▶ **AIM OF THE EXERCISE**
Without the images, reproduce every entry exactly.

▶ **GIVEN RECORDS**
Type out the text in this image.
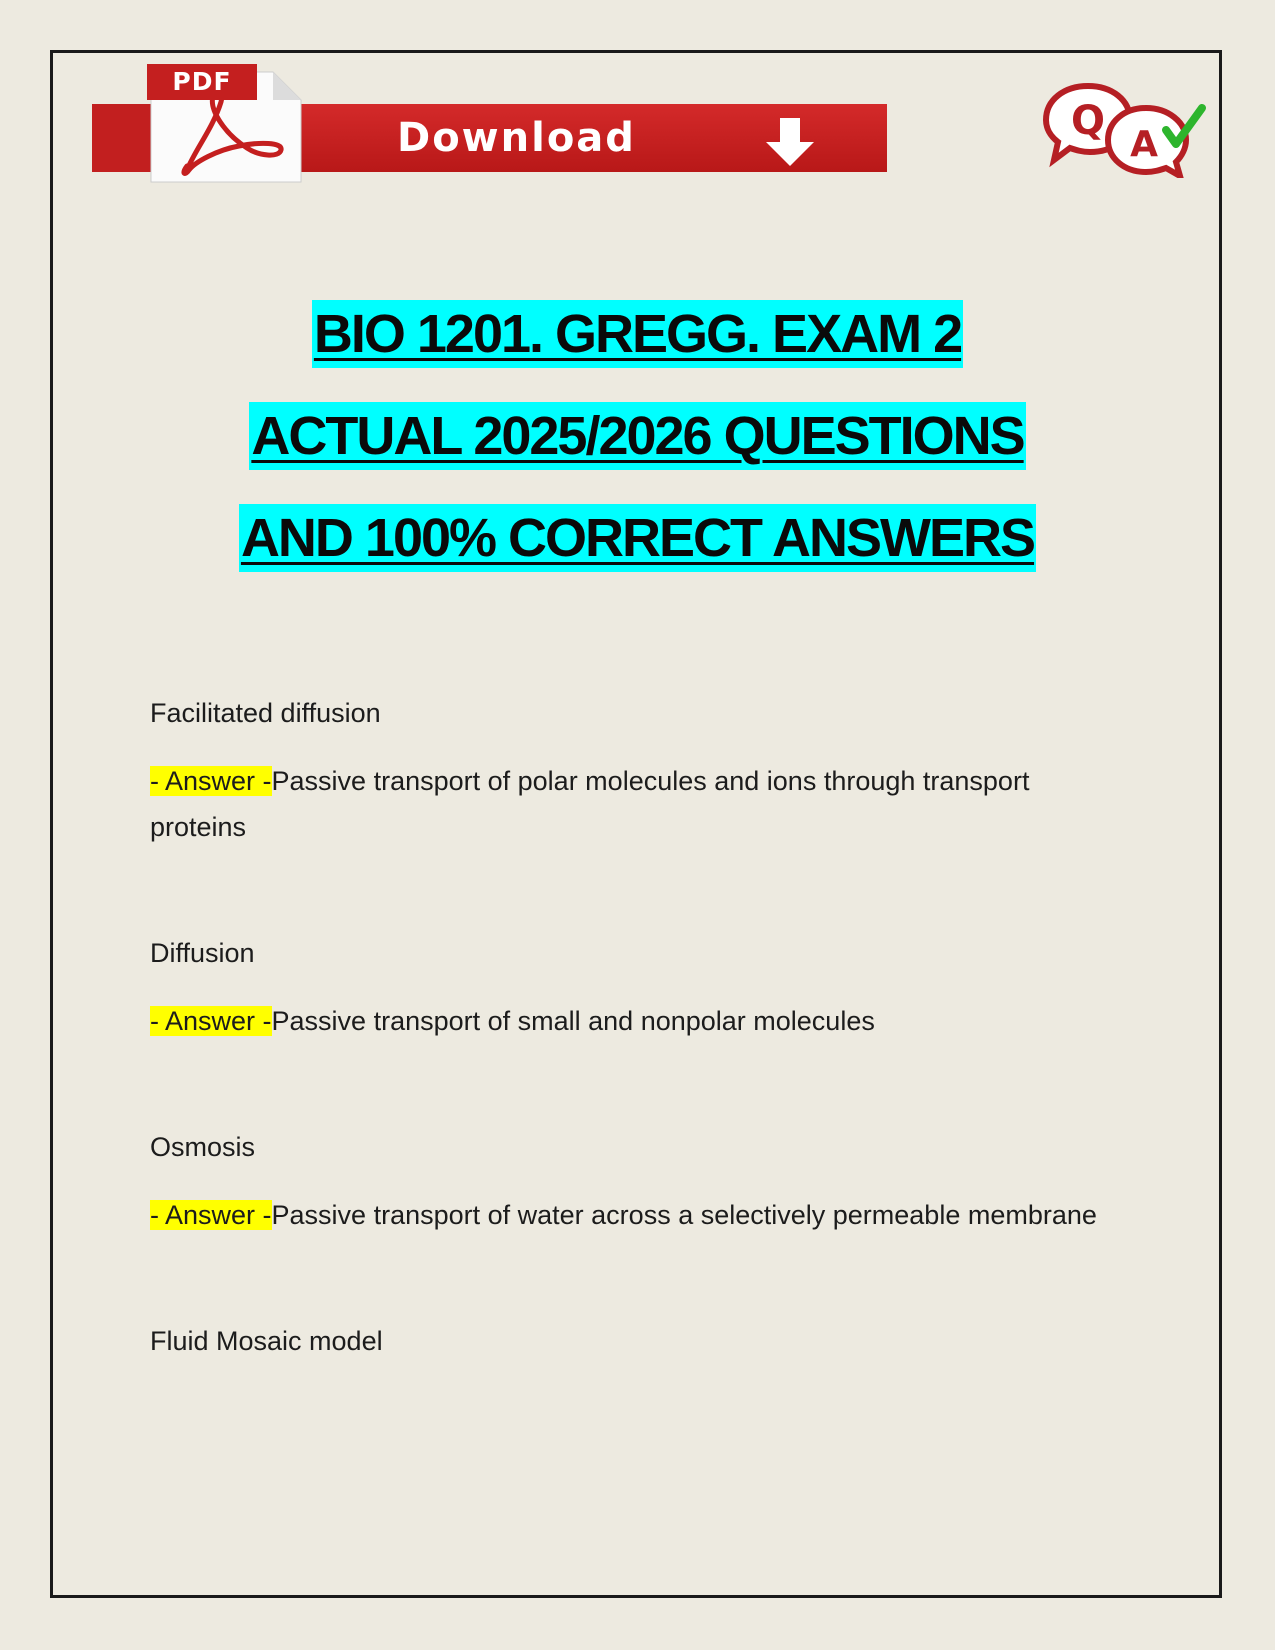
PDF
Download	Q
A
BIO 1201. GREGG. EXAM 2
ACTUAL 2025/2026 QUESTIONS
AND 100% CORRECT ANSWERS

Facilitated diffusion

- Answer -Passive transport of polar molecules and ions through transport proteins

Diffusion

- Answer -Passive transport of small and nonpolar molecules

Osmosis

- Answer -Passive transport of water across a selectively permeable membrane

Fluid Mosaic model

▶ **COMPLETED TASK**
Type out the text in this image.
PDF
Download	Q
A
BIO 1201. GREGG. EXAM 2
ACTUAL 2025/2026 QUESTIONS
AND 100% CORRECT ANSWERS

Facilitated diffusion

- Answer -Passive transport of polar molecules and ions through transport proteins

Diffusion

- Answer -Passive transport of small and nonpolar molecules

Osmosis

- Answer -Passive transport of water across a selectively permeable membrane

Fluid Mosaic model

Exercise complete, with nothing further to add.